Transcribe all the entries word for word, omitting any pictures they contain.
Supplied data start
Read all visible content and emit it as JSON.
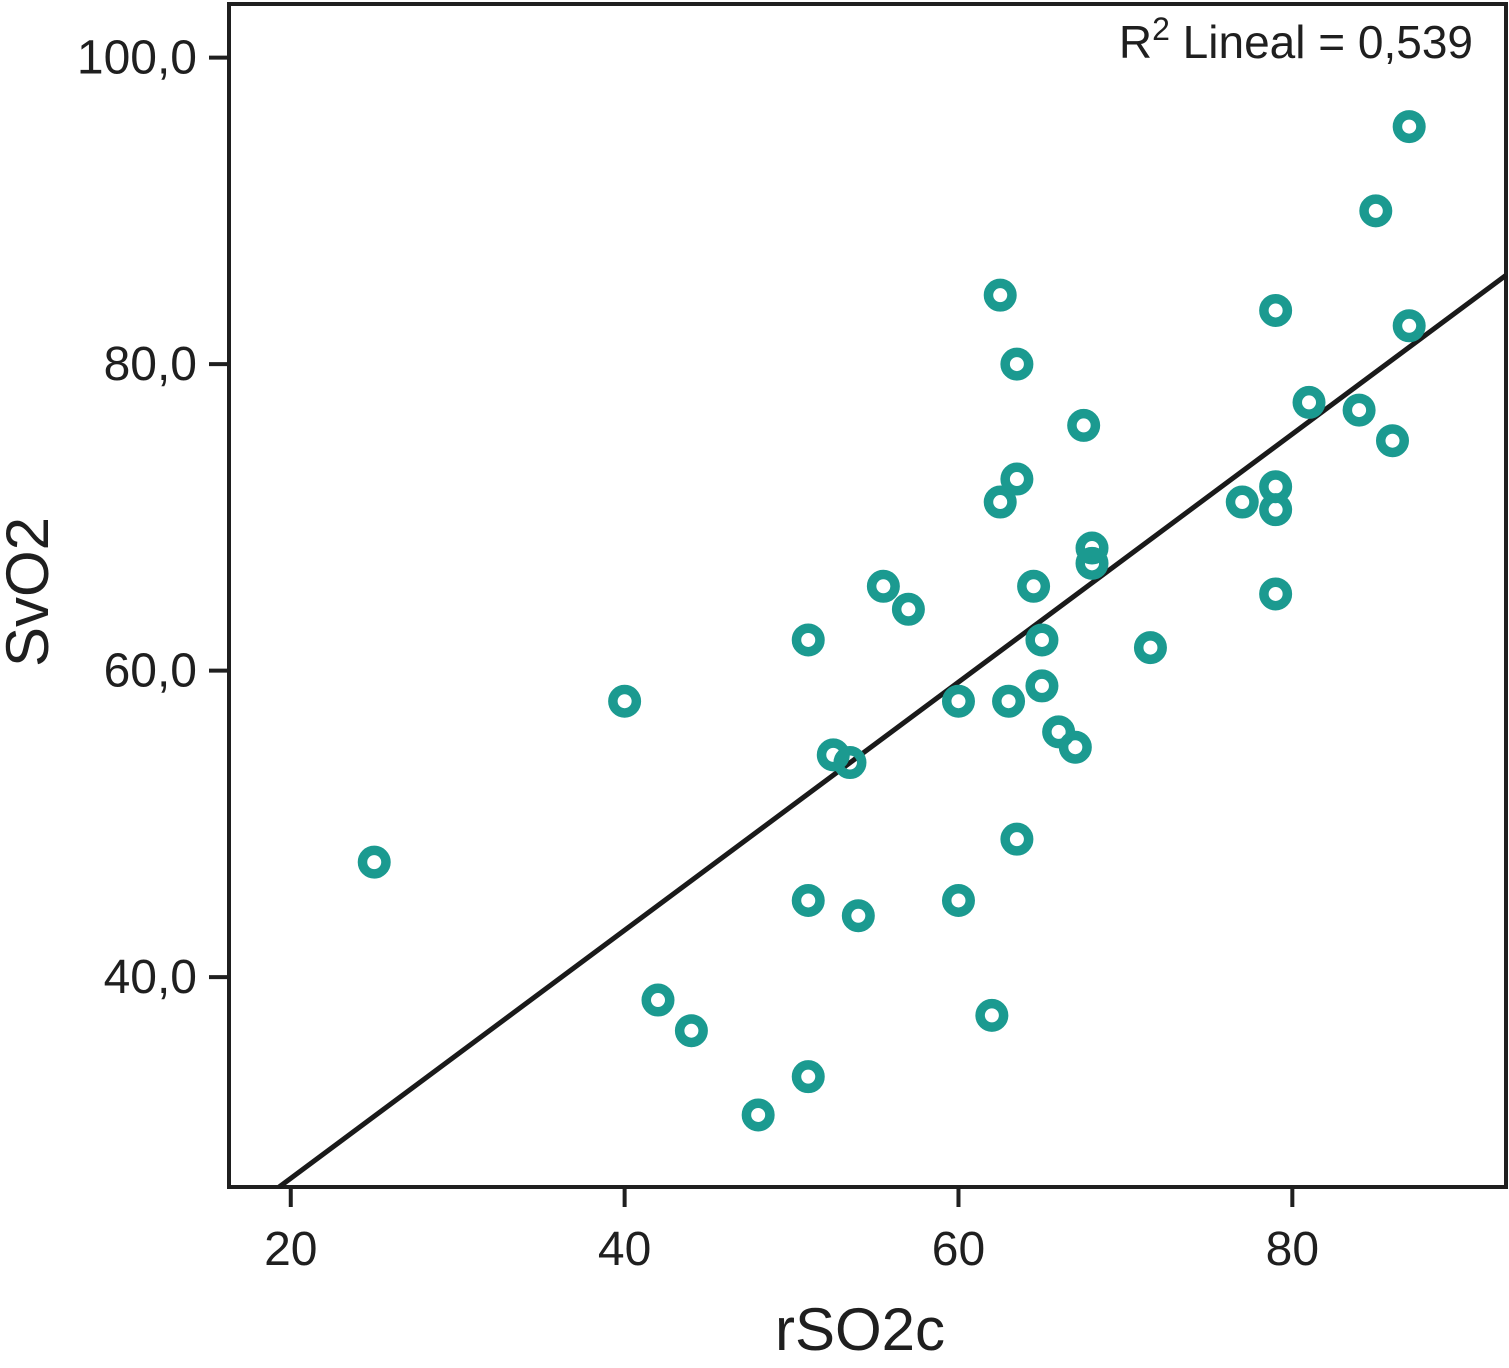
{
  "chart_data": {
    "type": "scatter",
    "title": "",
    "xlabel": "rSO2c",
    "ylabel": "SvO2",
    "annotation": {
      "prefix": "R",
      "superscript": "2",
      "rest": " Lineal = 0,539"
    },
    "x_ticks": {
      "values": [
        20,
        40,
        60,
        80
      ],
      "labels": [
        "20",
        "40",
        "60",
        "80"
      ]
    },
    "y_ticks": {
      "values": [
        100,
        80,
        60,
        40
      ],
      "labels": [
        "100,0",
        "80,0",
        "60,0",
        "40,0"
      ]
    },
    "xlim": [
      16.3,
      92.8
    ],
    "ylim": [
      26.3,
      103.5
    ],
    "grid": false,
    "legend": null,
    "points": [
      [
        25,
        47.5
      ],
      [
        40,
        58
      ],
      [
        42,
        38.5
      ],
      [
        44,
        36.5
      ],
      [
        48,
        31
      ],
      [
        51,
        33.5
      ],
      [
        51,
        45
      ],
      [
        51,
        62
      ],
      [
        52.5,
        54.5
      ],
      [
        53.5,
        54
      ],
      [
        54,
        44
      ],
      [
        55.5,
        65.5
      ],
      [
        57,
        64
      ],
      [
        60,
        45
      ],
      [
        60,
        58
      ],
      [
        62,
        37.5
      ],
      [
        62.5,
        84.5
      ],
      [
        62.5,
        71
      ],
      [
        63,
        58
      ],
      [
        63.5,
        80
      ],
      [
        63.5,
        72.5
      ],
      [
        63.5,
        49
      ],
      [
        64.5,
        65.5
      ],
      [
        65,
        62
      ],
      [
        65,
        59
      ],
      [
        66,
        56
      ],
      [
        67,
        55
      ],
      [
        67.5,
        76
      ],
      [
        68,
        68
      ],
      [
        68,
        67
      ],
      [
        71.5,
        61.5
      ],
      [
        77,
        71
      ],
      [
        79,
        83.5
      ],
      [
        79,
        72
      ],
      [
        79,
        70.5
      ],
      [
        79,
        65
      ],
      [
        81,
        77.5
      ],
      [
        84,
        77
      ],
      [
        85,
        90
      ],
      [
        86,
        75
      ],
      [
        87,
        95.5
      ],
      [
        87,
        82.5
      ]
    ],
    "trendline": {
      "x1": 19.3,
      "y1": 26.3,
      "x2": 92.8,
      "y2": 85.8
    },
    "colors": {
      "marker": "#1b9a90",
      "trendline": "#1a1a1a",
      "axis": "#1f1f1f",
      "text": "#1f1f1f",
      "background": "#ffffff"
    }
  }
}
Supplied data end
* [Response for this exercise]
Read all visible content and emit it as JSON.
{
  "chart_data": {
    "type": "scatter",
    "title": "",
    "xlabel": "rSO2c",
    "ylabel": "SvO2",
    "annotation": {
      "prefix": "R",
      "superscript": "2",
      "rest": " Lineal = 0,539"
    },
    "x_ticks": {
      "values": [
        20,
        40,
        60,
        80
      ],
      "labels": [
        "20",
        "40",
        "60",
        "80"
      ]
    },
    "y_ticks": {
      "values": [
        100,
        80,
        60,
        40
      ],
      "labels": [
        "100,0",
        "80,0",
        "60,0",
        "40,0"
      ]
    },
    "xlim": [
      16.3,
      92.8
    ],
    "ylim": [
      26.3,
      103.5
    ],
    "grid": false,
    "legend": null,
    "points": [
      [
        25,
        47.5
      ],
      [
        40,
        58
      ],
      [
        42,
        38.5
      ],
      [
        44,
        36.5
      ],
      [
        48,
        31
      ],
      [
        51,
        33.5
      ],
      [
        51,
        45
      ],
      [
        51,
        62
      ],
      [
        52.5,
        54.5
      ],
      [
        53.5,
        54
      ],
      [
        54,
        44
      ],
      [
        55.5,
        65.5
      ],
      [
        57,
        64
      ],
      [
        60,
        45
      ],
      [
        60,
        58
      ],
      [
        62,
        37.5
      ],
      [
        62.5,
        84.5
      ],
      [
        62.5,
        71
      ],
      [
        63,
        58
      ],
      [
        63.5,
        80
      ],
      [
        63.5,
        72.5
      ],
      [
        63.5,
        49
      ],
      [
        64.5,
        65.5
      ],
      [
        65,
        62
      ],
      [
        65,
        59
      ],
      [
        66,
        56
      ],
      [
        67,
        55
      ],
      [
        67.5,
        76
      ],
      [
        68,
        68
      ],
      [
        68,
        67
      ],
      [
        71.5,
        61.5
      ],
      [
        77,
        71
      ],
      [
        79,
        83.5
      ],
      [
        79,
        72
      ],
      [
        79,
        70.5
      ],
      [
        79,
        65
      ],
      [
        81,
        77.5
      ],
      [
        84,
        77
      ],
      [
        85,
        90
      ],
      [
        86,
        75
      ],
      [
        87,
        95.5
      ],
      [
        87,
        82.5
      ]
    ],
    "trendline": {
      "x1": 19.3,
      "y1": 26.3,
      "x2": 92.8,
      "y2": 85.8
    },
    "colors": {
      "marker": "#1b9a90",
      "trendline": "#1a1a1a",
      "axis": "#1f1f1f",
      "text": "#1f1f1f",
      "background": "#ffffff"
    }
  }
}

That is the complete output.